• [GIVEN PROBLEM]
Return all of the data exactly, with nothing left out but the pictures.
== ENTRIES SHOWN ==
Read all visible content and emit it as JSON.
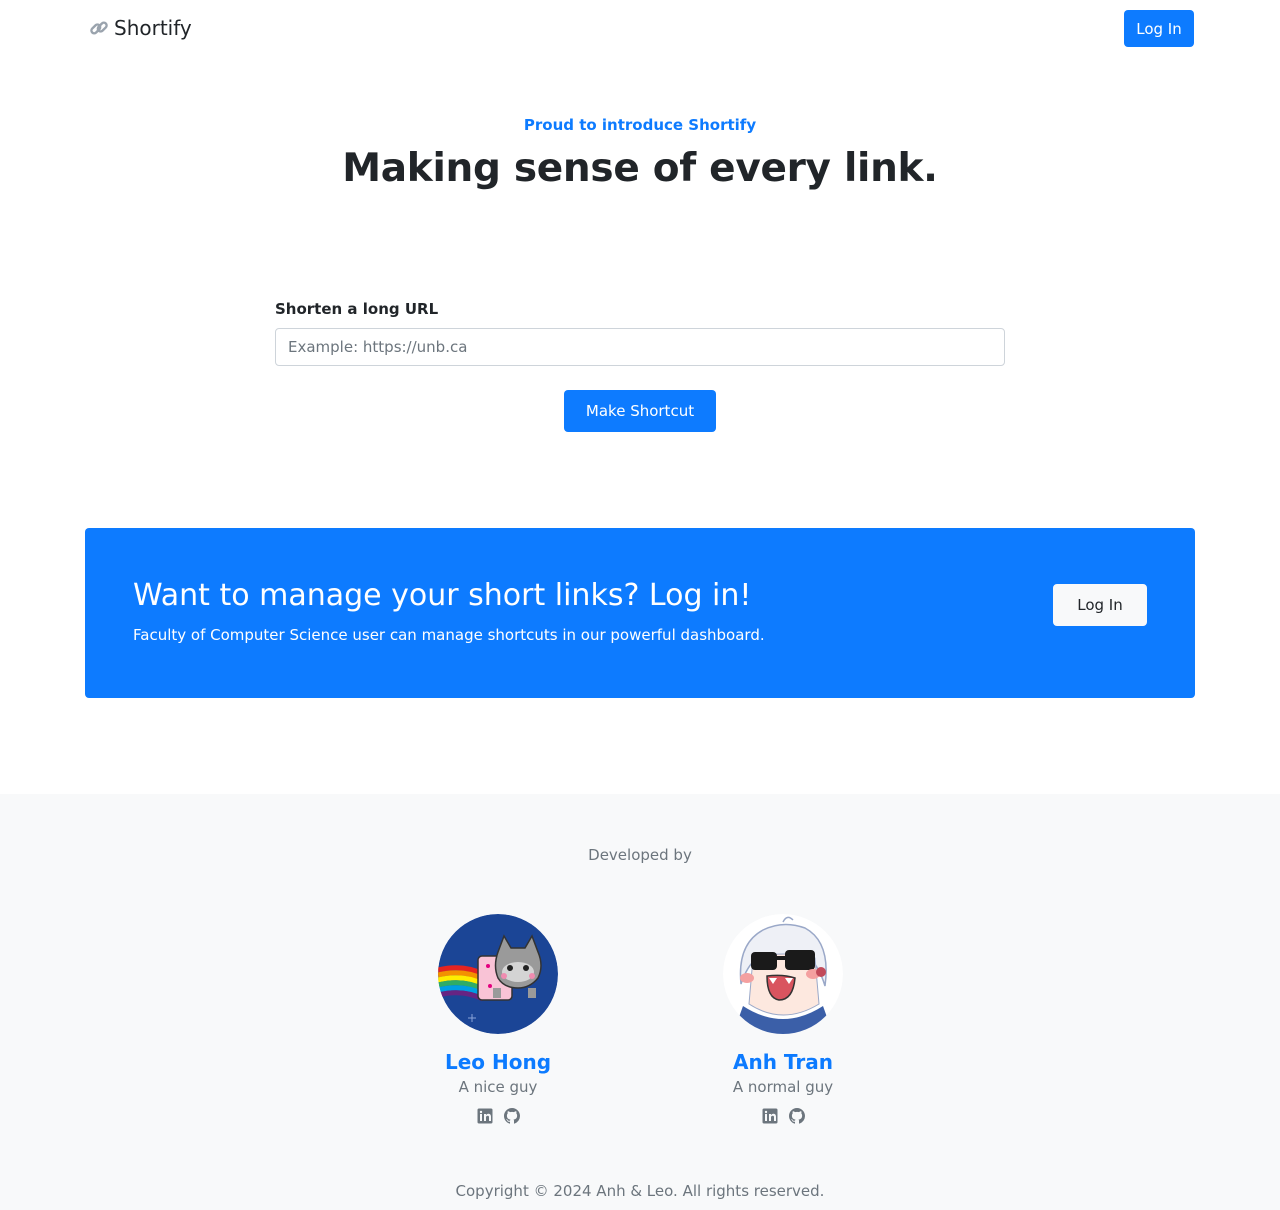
{
  "navbar": {
    "brand": "Shortify",
    "login_label": "Log In"
  },
  "hero": {
    "eyebrow": "Proud to introduce Shortify",
    "title": "Making sense of every link."
  },
  "shorten_form": {
    "label": "Shorten a long URL",
    "value": "",
    "placeholder": "Example: https://unb.ca",
    "submit_label": "Make Shortcut"
  },
  "cta": {
    "title": "Want to manage your short links? Log in!",
    "subtitle": "Faculty of Computer Science user can manage shortcuts in our powerful dashboard.",
    "login_label": "Log In"
  },
  "footer": {
    "developed_by": "Developed by",
    "developers": [
      {
        "name": "Leo Hong",
        "role": "A nice guy",
        "socials": [
          "linkedin-icon",
          "github-icon"
        ]
      },
      {
        "name": "Anh Tran",
        "role": "A normal guy",
        "socials": [
          "linkedin-icon",
          "github-icon"
        ]
      }
    ],
    "copyright": "Copyright © 2024 Anh & Leo. All rights reserved."
  },
  "colors": {
    "primary": "#0d7bff",
    "footer_bg": "#f8f9fa",
    "muted": "#6c757d"
  }
}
===
• [OUTPUT OF THE EXERCISE]
Read all visible content and emit it as JSON.
{
  "navbar": {
    "brand": "Shortify",
    "login_label": "Log In"
  },
  "hero": {
    "eyebrow": "Proud to introduce Shortify",
    "title": "Making sense of every link."
  },
  "shorten_form": {
    "label": "Shorten a long URL",
    "value": "",
    "placeholder": "Example: https://unb.ca",
    "submit_label": "Make Shortcut"
  },
  "cta": {
    "title": "Want to manage your short links? Log in!",
    "subtitle": "Faculty of Computer Science user can manage shortcuts in our powerful dashboard.",
    "login_label": "Log In"
  },
  "footer": {
    "developed_by": "Developed by",
    "developers": [
      {
        "name": "Leo Hong",
        "role": "A nice guy",
        "socials": [
          "linkedin-icon",
          "github-icon"
        ]
      },
      {
        "name": "Anh Tran",
        "role": "A normal guy",
        "socials": [
          "linkedin-icon",
          "github-icon"
        ]
      }
    ],
    "copyright": "Copyright © 2024 Anh & Leo. All rights reserved."
  },
  "colors": {
    "primary": "#0d7bff",
    "footer_bg": "#f8f9fa",
    "muted": "#6c757d"
  }
}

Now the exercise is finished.